Work instructions: Reproduce the lines below, replacing every occurrence of "Translate Tweet" with "Translate Post" and keeping everything else the same. Omit the pictures from your output.

** START Extracted entries **

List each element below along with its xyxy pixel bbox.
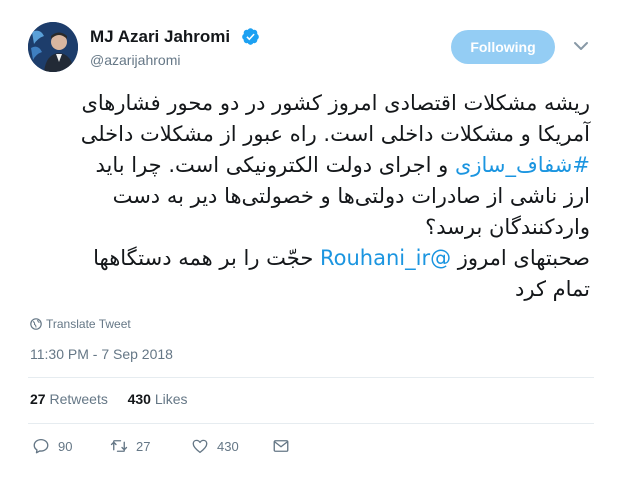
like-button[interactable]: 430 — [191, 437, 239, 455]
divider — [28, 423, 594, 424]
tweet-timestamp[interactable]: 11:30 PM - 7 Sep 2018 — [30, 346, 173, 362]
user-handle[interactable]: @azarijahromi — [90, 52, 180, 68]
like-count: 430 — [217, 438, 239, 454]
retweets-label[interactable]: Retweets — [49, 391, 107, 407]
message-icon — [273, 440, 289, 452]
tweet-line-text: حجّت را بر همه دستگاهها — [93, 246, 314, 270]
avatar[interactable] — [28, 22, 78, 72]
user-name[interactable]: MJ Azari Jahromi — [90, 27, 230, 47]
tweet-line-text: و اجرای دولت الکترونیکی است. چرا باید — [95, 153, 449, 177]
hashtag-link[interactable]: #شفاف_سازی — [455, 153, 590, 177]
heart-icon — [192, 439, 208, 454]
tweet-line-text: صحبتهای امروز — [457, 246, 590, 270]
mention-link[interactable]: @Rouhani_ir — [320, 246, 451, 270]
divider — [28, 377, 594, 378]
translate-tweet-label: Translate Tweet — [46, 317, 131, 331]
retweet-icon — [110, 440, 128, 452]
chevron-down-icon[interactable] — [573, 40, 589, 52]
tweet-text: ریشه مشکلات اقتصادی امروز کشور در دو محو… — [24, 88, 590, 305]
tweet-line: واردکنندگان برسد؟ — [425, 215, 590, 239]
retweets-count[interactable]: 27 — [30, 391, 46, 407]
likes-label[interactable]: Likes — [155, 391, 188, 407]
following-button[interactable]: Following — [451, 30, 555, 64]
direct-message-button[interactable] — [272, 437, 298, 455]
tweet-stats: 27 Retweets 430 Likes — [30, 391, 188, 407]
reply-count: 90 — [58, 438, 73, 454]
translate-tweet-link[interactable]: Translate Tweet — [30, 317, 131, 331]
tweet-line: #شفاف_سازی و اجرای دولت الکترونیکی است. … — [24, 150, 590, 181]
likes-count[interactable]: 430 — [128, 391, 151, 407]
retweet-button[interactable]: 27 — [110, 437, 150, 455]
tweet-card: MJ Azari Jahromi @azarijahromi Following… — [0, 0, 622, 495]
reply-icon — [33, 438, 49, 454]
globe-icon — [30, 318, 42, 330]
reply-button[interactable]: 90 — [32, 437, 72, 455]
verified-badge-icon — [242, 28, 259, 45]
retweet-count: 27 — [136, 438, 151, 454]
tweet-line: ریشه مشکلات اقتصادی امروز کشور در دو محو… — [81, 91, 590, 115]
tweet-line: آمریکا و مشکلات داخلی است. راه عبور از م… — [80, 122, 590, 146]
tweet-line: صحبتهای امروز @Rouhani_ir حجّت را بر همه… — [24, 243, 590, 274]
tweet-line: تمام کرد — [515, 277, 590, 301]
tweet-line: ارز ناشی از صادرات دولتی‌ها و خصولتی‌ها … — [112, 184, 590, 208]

** END Extracted entries **

The answer:
List each element below along with its xyxy pixel bbox.
like-button[interactable]: 430 — [191, 437, 239, 455]
divider — [28, 423, 594, 424]
tweet-timestamp[interactable]: 11:30 PM - 7 Sep 2018 — [30, 346, 173, 362]
user-handle[interactable]: @azarijahromi — [90, 52, 180, 68]
like-count: 430 — [217, 438, 239, 454]
retweets-label[interactable]: Retweets — [49, 391, 107, 407]
message-icon — [273, 440, 289, 452]
tweet-line-text: حجّت را بر همه دستگاهها — [93, 246, 314, 270]
avatar[interactable] — [28, 22, 78, 72]
user-name[interactable]: MJ Azari Jahromi — [90, 27, 230, 47]
tweet-line-text: و اجرای دولت الکترونیکی است. چرا باید — [95, 153, 449, 177]
hashtag-link[interactable]: #شفاف_سازی — [455, 153, 590, 177]
heart-icon — [192, 439, 208, 454]
tweet-line-text: صحبتهای امروز — [457, 246, 590, 270]
mention-link[interactable]: @Rouhani_ir — [320, 246, 451, 270]
divider — [28, 377, 594, 378]
translate-tweet-label: Translate Post — [46, 317, 131, 331]
retweet-icon — [110, 440, 128, 452]
chevron-down-icon[interactable] — [573, 40, 589, 52]
tweet-text: ریشه مشکلات اقتصادی امروز کشور در دو محو… — [24, 88, 590, 305]
tweet-line: واردکنندگان برسد؟ — [425, 215, 590, 239]
retweets-count[interactable]: 27 — [30, 391, 46, 407]
likes-label[interactable]: Likes — [155, 391, 188, 407]
following-button[interactable]: Following — [451, 30, 555, 64]
direct-message-button[interactable] — [272, 437, 298, 455]
tweet-stats: 27 Retweets 430 Likes — [30, 391, 188, 407]
reply-count: 90 — [58, 438, 73, 454]
translate-tweet-link[interactable]: Translate Post — [30, 317, 131, 331]
tweet-line: #شفاف_سازی و اجرای دولت الکترونیکی است. … — [24, 150, 590, 181]
likes-count[interactable]: 430 — [128, 391, 151, 407]
retweet-button[interactable]: 27 — [110, 437, 150, 455]
tweet-card: MJ Azari Jahromi @azarijahromi Following… — [0, 0, 622, 495]
reply-icon — [33, 438, 49, 454]
globe-icon — [30, 318, 42, 330]
reply-button[interactable]: 90 — [32, 437, 72, 455]
verified-badge-icon — [242, 28, 259, 45]
retweet-count: 27 — [136, 438, 151, 454]
tweet-line: ریشه مشکلات اقتصادی امروز کشور در دو محو… — [81, 91, 590, 115]
tweet-line: آمریکا و مشکلات داخلی است. راه عبور از م… — [80, 122, 590, 146]
tweet-line: صحبتهای امروز @Rouhani_ir حجّت را بر همه… — [24, 243, 590, 274]
tweet-line: تمام کرد — [515, 277, 590, 301]
tweet-line: ارز ناشی از صادرات دولتی‌ها و خصولتی‌ها … — [112, 184, 590, 208]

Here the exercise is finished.